• YOUR GOAL: List each line of the data in which the string "image" appears.

• Stored records:
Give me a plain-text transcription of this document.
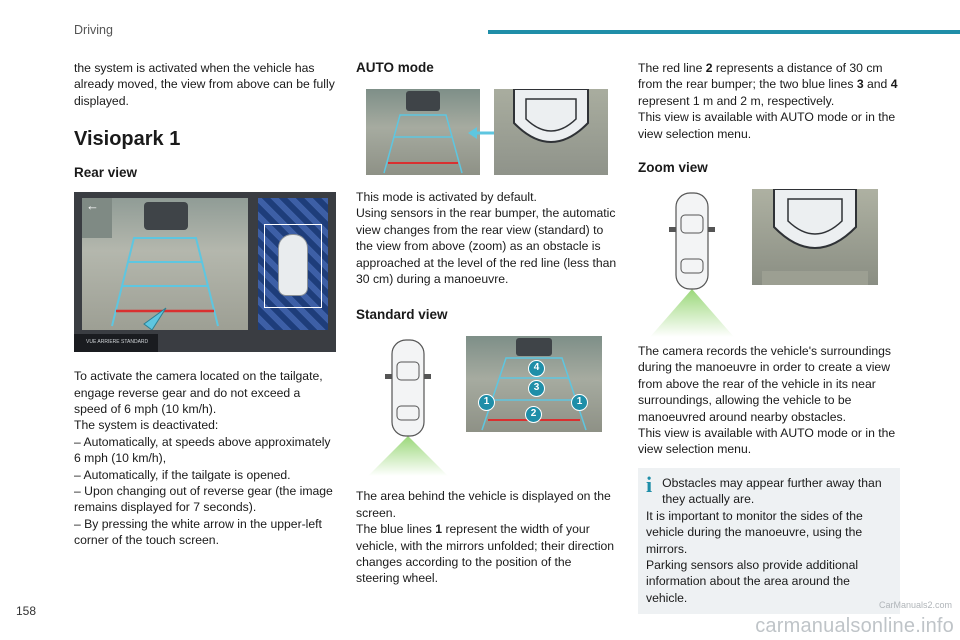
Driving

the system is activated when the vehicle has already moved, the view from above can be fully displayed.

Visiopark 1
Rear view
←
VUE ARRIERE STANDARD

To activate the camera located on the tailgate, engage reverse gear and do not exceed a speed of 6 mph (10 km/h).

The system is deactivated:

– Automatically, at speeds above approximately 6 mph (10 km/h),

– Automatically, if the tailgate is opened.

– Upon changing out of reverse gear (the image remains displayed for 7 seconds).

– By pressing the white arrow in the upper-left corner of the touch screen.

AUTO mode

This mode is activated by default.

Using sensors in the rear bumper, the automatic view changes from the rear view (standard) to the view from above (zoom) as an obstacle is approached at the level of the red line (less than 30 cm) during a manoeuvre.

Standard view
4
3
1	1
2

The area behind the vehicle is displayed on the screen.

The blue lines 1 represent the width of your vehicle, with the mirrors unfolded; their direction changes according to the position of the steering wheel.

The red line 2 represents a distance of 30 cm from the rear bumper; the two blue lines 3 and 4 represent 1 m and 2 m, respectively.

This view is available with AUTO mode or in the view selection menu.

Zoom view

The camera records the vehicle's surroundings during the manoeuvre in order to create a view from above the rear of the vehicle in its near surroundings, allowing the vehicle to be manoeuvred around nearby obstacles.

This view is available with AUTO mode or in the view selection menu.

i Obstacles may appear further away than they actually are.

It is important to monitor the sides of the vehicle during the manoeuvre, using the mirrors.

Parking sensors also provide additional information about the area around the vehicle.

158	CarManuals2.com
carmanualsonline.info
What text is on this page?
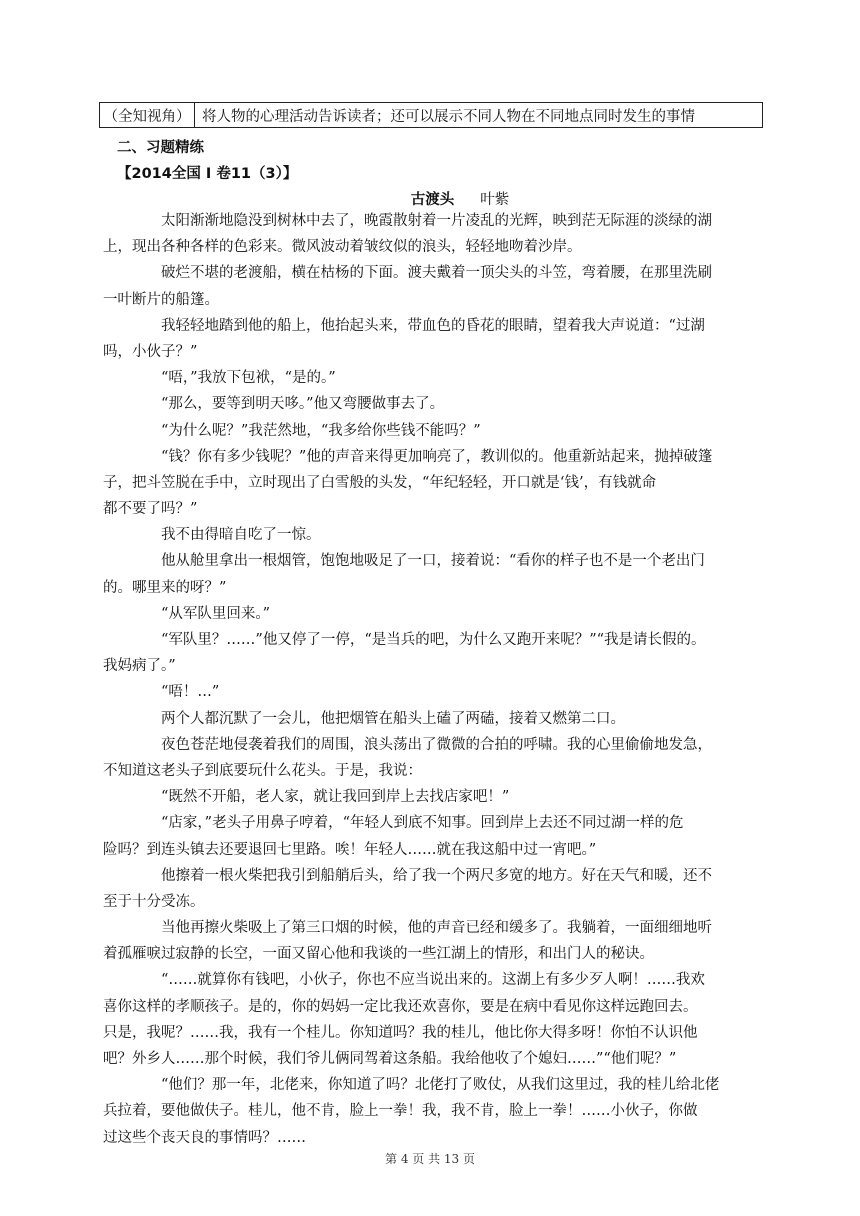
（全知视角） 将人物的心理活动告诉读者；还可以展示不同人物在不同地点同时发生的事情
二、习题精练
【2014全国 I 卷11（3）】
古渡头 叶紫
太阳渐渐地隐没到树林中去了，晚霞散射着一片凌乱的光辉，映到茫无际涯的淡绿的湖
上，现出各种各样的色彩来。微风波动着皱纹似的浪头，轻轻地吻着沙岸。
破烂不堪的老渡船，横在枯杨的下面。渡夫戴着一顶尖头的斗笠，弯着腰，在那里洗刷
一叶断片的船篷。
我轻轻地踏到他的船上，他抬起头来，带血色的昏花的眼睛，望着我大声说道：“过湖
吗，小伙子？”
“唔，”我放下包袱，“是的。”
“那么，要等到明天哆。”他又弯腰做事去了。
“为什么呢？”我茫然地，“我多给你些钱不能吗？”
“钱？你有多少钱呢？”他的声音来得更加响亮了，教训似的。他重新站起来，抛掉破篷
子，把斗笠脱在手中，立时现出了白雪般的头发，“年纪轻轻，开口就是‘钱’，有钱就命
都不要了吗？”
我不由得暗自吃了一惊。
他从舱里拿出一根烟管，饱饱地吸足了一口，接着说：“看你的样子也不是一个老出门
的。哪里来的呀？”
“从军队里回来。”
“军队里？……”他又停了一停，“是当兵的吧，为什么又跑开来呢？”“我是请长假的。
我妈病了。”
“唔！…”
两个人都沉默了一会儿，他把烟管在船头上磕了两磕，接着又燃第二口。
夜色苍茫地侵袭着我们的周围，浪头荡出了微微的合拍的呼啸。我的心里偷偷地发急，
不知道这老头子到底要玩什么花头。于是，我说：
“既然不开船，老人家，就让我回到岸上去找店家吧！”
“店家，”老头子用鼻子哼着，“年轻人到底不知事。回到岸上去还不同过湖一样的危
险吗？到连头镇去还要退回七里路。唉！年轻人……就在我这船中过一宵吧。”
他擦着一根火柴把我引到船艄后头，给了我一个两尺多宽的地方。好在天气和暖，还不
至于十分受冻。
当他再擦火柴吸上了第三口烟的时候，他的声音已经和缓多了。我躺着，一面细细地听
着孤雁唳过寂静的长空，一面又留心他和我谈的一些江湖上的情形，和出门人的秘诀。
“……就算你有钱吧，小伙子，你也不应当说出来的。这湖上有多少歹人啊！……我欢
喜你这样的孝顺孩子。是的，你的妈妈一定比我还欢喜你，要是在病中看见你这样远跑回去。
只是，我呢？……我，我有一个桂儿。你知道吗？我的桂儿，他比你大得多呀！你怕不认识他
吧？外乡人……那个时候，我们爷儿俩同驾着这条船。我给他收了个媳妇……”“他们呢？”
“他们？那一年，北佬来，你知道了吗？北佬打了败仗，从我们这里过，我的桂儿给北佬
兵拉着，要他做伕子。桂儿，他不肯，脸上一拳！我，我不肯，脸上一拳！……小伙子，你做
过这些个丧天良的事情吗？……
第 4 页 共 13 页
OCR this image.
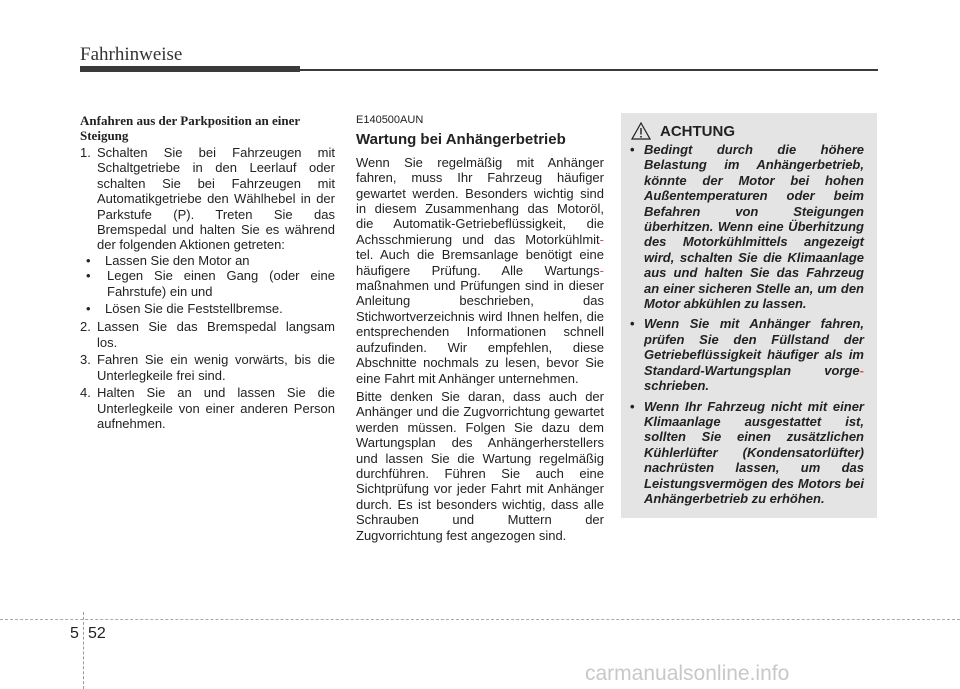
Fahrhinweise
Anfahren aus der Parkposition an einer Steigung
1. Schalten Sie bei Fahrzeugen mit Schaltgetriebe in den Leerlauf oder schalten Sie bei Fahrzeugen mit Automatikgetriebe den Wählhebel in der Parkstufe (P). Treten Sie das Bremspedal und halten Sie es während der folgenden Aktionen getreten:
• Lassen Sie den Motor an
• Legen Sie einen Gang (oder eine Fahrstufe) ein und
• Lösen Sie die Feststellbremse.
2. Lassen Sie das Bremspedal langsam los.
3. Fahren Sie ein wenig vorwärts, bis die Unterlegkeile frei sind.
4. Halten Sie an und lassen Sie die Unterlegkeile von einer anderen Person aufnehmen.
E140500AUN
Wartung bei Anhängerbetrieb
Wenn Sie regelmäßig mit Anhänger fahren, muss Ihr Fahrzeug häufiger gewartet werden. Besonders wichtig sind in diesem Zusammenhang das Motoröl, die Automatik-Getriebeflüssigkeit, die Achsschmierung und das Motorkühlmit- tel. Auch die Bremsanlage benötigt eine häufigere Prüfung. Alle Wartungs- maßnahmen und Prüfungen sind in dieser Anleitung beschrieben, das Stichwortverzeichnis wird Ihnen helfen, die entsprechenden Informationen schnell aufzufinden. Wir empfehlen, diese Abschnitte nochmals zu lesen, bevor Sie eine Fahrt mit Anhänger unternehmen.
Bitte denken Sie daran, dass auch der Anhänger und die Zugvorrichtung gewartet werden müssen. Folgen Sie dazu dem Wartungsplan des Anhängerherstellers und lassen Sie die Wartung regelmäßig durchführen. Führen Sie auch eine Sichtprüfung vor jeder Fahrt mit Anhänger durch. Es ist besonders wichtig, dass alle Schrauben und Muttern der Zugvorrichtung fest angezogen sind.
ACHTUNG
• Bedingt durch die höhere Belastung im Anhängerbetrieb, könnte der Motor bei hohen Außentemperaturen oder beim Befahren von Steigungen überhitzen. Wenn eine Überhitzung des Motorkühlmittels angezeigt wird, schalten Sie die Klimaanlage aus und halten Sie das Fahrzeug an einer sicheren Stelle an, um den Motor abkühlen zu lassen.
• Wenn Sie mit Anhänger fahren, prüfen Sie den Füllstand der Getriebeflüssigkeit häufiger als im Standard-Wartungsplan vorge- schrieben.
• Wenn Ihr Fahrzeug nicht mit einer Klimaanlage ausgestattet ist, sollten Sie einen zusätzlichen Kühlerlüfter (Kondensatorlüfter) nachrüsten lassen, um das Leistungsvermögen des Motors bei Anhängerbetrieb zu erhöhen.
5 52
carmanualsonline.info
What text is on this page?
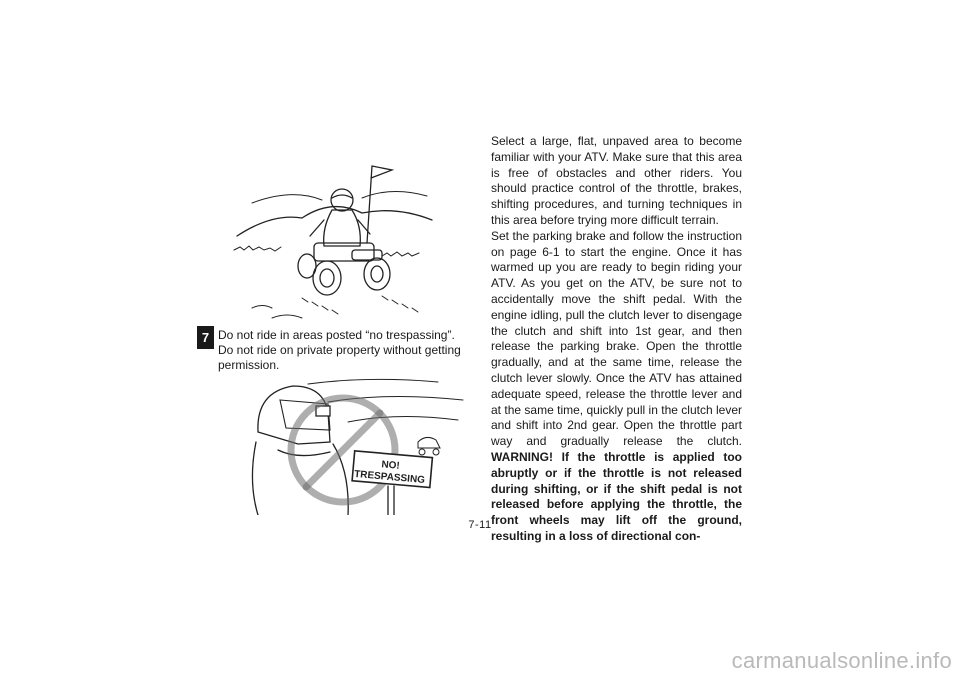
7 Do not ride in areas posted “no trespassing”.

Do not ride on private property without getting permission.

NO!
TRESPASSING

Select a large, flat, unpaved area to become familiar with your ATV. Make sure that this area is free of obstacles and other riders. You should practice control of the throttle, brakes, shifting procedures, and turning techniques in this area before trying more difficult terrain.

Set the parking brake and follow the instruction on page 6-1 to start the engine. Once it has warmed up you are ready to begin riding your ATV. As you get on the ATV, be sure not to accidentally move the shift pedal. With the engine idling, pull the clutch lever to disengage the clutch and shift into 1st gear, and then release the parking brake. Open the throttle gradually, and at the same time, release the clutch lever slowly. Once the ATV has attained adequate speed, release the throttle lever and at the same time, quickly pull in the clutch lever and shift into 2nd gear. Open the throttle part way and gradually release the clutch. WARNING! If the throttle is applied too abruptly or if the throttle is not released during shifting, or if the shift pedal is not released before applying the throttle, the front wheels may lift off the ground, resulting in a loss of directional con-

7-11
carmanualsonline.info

• CORRECT RESULT:
– Upon changing out of reverse gear (the image remains displayed for 7 seconds).
OCR this image.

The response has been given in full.